**What you will do:** In the listing below, identify each line with the word "Davis" and return those lines.

-- begin Data shown --

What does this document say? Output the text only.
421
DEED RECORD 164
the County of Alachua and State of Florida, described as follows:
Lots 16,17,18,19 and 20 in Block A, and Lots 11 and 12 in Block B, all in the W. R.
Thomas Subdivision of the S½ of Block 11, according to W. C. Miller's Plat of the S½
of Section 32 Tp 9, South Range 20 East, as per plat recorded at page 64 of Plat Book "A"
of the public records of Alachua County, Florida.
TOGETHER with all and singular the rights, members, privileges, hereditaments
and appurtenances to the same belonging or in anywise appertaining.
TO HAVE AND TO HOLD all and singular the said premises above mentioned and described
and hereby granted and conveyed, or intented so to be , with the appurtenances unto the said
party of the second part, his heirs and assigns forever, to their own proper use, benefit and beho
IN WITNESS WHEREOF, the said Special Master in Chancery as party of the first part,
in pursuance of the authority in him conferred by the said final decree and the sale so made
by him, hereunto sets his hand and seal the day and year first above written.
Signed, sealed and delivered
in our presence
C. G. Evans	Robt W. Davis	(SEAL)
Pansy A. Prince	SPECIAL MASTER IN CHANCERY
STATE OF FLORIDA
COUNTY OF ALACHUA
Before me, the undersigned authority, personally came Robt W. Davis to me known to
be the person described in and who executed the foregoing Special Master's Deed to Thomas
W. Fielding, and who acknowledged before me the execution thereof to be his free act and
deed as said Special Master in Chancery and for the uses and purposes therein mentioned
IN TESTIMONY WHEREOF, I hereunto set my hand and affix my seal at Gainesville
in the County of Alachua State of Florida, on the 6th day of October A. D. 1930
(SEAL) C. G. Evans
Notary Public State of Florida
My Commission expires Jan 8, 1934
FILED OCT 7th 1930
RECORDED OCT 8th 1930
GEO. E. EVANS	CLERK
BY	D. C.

-- end Data shown --

**Expected output:**
C. G. Evans	Robt W. Davis	(SEAL)
Before me, the undersigned authority, personally came Robt W. Davis to me known to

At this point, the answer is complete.